Registros:
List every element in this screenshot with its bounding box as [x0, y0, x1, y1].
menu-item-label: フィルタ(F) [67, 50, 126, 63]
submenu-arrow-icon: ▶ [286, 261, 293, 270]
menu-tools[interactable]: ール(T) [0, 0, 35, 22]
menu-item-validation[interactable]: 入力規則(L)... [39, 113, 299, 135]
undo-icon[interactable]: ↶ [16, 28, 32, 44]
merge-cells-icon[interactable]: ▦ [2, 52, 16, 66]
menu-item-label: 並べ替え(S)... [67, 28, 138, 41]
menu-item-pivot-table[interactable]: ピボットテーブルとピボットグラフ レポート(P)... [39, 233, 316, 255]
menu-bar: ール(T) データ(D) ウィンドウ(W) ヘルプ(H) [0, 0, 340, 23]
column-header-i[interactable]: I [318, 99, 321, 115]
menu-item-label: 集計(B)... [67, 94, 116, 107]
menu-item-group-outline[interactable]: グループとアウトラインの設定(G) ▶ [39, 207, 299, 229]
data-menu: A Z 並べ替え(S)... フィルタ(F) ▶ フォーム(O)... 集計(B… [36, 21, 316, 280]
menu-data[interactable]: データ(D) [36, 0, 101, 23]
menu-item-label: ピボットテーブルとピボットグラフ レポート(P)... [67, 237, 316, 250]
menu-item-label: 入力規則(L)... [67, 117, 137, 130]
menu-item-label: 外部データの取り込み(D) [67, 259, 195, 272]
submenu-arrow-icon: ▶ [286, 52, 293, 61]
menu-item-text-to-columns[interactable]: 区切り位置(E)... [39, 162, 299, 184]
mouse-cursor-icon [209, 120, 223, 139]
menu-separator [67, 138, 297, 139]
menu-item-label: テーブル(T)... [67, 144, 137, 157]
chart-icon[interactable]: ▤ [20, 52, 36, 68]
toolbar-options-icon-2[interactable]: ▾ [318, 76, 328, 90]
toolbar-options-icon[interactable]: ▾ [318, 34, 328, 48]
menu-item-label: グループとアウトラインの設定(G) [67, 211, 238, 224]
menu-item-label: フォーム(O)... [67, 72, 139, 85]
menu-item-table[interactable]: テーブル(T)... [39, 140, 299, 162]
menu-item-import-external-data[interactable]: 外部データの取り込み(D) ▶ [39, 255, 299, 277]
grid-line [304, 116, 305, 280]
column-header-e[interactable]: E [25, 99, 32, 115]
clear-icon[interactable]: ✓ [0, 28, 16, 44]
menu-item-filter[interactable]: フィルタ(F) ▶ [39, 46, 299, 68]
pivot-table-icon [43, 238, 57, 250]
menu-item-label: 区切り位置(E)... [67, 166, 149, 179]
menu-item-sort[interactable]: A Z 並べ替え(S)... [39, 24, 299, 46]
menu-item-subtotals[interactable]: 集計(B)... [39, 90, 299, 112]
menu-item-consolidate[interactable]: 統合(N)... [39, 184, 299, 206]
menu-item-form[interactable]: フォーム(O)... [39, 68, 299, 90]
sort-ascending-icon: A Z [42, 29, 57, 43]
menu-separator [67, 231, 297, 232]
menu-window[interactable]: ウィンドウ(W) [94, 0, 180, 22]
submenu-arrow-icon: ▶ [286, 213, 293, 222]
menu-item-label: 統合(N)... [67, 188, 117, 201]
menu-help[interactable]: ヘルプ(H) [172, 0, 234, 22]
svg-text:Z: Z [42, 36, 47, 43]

> **Ejercicio**
Renombra "menu-item-label" como "menu-label" en todos los datos y reescribe cada línea sin modificar nada más.

> **Respuesta**
List every element in this screenshot with its bounding box as [x0, y0, x1, y1].
menu-label: フィルタ(F) [67, 50, 126, 63]
submenu-arrow-icon: ▶ [286, 261, 293, 270]
menu-tools[interactable]: ール(T) [0, 0, 35, 22]
menu-item-validation[interactable]: 入力規則(L)... [39, 113, 299, 135]
undo-icon[interactable]: ↶ [16, 28, 32, 44]
merge-cells-icon[interactable]: ▦ [2, 52, 16, 66]
menu-label: 並べ替え(S)... [67, 28, 138, 41]
menu-item-pivot-table[interactable]: ピボットテーブルとピボットグラフ レポート(P)... [39, 233, 316, 255]
menu-bar: ール(T) データ(D) ウィンドウ(W) ヘルプ(H) [0, 0, 340, 23]
column-header-i[interactable]: I [318, 99, 321, 115]
menu-label: 集計(B)... [67, 94, 116, 107]
menu-item-group-outline[interactable]: グループとアウトラインの設定(G) ▶ [39, 207, 299, 229]
data-menu: A Z 並べ替え(S)... フィルタ(F) ▶ フォーム(O)... 集計(B… [36, 21, 316, 280]
menu-data[interactable]: データ(D) [36, 0, 101, 23]
menu-label: ピボットテーブルとピボットグラフ レポート(P)... [67, 237, 316, 250]
menu-label: 入力規則(L)... [67, 117, 137, 130]
menu-label: 外部データの取り込み(D) [67, 259, 195, 272]
submenu-arrow-icon: ▶ [286, 52, 293, 61]
menu-item-text-to-columns[interactable]: 区切り位置(E)... [39, 162, 299, 184]
mouse-cursor-icon [209, 120, 223, 139]
menu-separator [67, 138, 297, 139]
menu-label: テーブル(T)... [67, 144, 137, 157]
chart-icon[interactable]: ▤ [20, 52, 36, 68]
toolbar-options-icon-2[interactable]: ▾ [318, 76, 328, 90]
toolbar-options-icon[interactable]: ▾ [318, 34, 328, 48]
menu-label: グループとアウトラインの設定(G) [67, 211, 238, 224]
menu-label: フォーム(O)... [67, 72, 139, 85]
menu-item-table[interactable]: テーブル(T)... [39, 140, 299, 162]
menu-item-import-external-data[interactable]: 外部データの取り込み(D) ▶ [39, 255, 299, 277]
grid-line [304, 116, 305, 280]
column-header-e[interactable]: E [25, 99, 32, 115]
clear-icon[interactable]: ✓ [0, 28, 16, 44]
menu-item-filter[interactable]: フィルタ(F) ▶ [39, 46, 299, 68]
pivot-table-icon [43, 238, 57, 250]
menu-label: 区切り位置(E)... [67, 166, 149, 179]
menu-item-sort[interactable]: A Z 並べ替え(S)... [39, 24, 299, 46]
menu-item-subtotals[interactable]: 集計(B)... [39, 90, 299, 112]
menu-item-consolidate[interactable]: 統合(N)... [39, 184, 299, 206]
menu-item-form[interactable]: フォーム(O)... [39, 68, 299, 90]
sort-ascending-icon: A Z [42, 29, 57, 43]
menu-separator [67, 231, 297, 232]
menu-window[interactable]: ウィンドウ(W) [94, 0, 180, 22]
submenu-arrow-icon: ▶ [286, 213, 293, 222]
menu-label: 統合(N)... [67, 188, 117, 201]
menu-help[interactable]: ヘルプ(H) [172, 0, 234, 22]
svg-text:Z: Z [42, 36, 47, 43]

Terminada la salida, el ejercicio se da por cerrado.